Aim.
Make an exact copy of the entries, and keep any pictures out of it.

☆ ☆ ☆ ☆

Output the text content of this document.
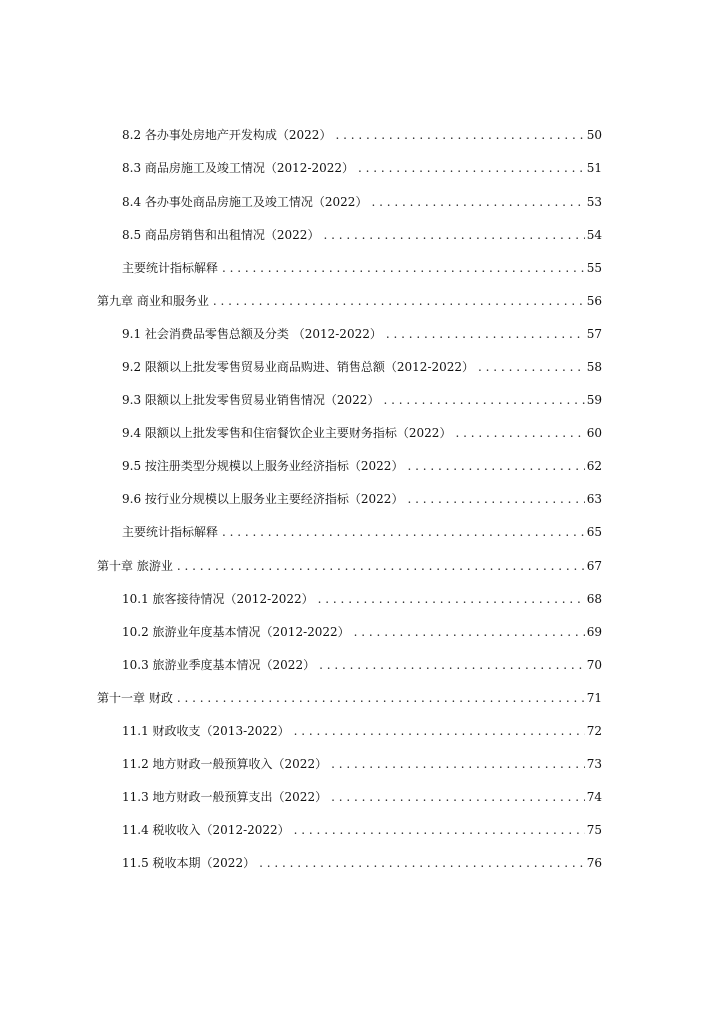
8.2 各办事处房地产开发构成（2022） . . .	50
8.3 商品房施工及竣工情况（2012-2022） . . .	51
8.4 各办事处商品房施工及竣工情况（2022） . . .	53
8.5 商品房销售和出租情况（2022） . . .	54
主要统计指标解释 . . .	55
第九章 商业和服务业 . . .	56
9.1 社会消费品零售总额及分类 （2012-2022） . . .	57
9.2 限额以上批发零售贸易业商品购进、销售总额（2012-2022） . . .	58
9.3 限额以上批发零售贸易业销售情况（2022） . . .	59
9.4 限额以上批发零售和住宿餐饮企业主要财务指标（2022） . . .	60
9.5 按注册类型分规模以上服务业经济指标（2022） . . .	62
9.6 按行业分规模以上服务业主要经济指标（2022） . . .	63
主要统计指标解释 . . .	65
第十章 旅游业 . . .	67
10.1 旅客接待情况（2012-2022） . . .	68
10.2 旅游业年度基本情况（2012-2022） . . .	69
10.3 旅游业季度基本情况（2022） . . .	70
第十一章 财政 . . .	71
11.1 财政收支（2013-2022） . . .	72
11.2 地方财政一般预算收入（2022） . . .	73
11.3 地方财政一般预算支出（2022） . . .	74
11.4 税收收入（2012-2022） . . .	75
11.5 税收本期（2022） . . .	76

☆ ☆ ☆ ☆

Exercise answer.
Output the text content of this document.
8.2 各办事处房地产开发构成（2022） . . .	50
8.3 商品房施工及竣工情况（2012-2022） . . .	51
8.4 各办事处商品房施工及竣工情况（2022） . . .	53
8.5 商品房销售和出租情况（2022） . . .	54
主要统计指标解释 . . .	55
第九章 商业和服务业 . . .	56
9.1 社会消费品零售总额及分类 （2012-2022） . . .	57
9.2 限额以上批发零售贸易业商品购进、销售总额（2012-2022） . . .	58
9.3 限额以上批发零售贸易业销售情况（2022） . . .	59
9.4 限额以上批发零售和住宿餐饮企业主要财务指标（2022） . . .	60
9.5 按注册类型分规模以上服务业经济指标（2022） . . .	62
9.6 按行业分规模以上服务业主要经济指标（2022） . . .	63
主要统计指标解释 . . .	65
第十章 旅游业 . . .	67
10.1 旅客接待情况（2012-2022） . . .	68
10.2 旅游业年度基本情况（2012-2022） . . .	69
10.3 旅游业季度基本情况（2022） . . .	70
第十一章 财政 . . .	71
11.1 财政收支（2013-2022） . . .	72
11.2 地方财政一般预算收入（2022） . . .	73
11.3 地方财政一般预算支出（2022） . . .	74
11.4 税收收入（2012-2022） . . .	75
11.5 税收本期（2022） . . .	76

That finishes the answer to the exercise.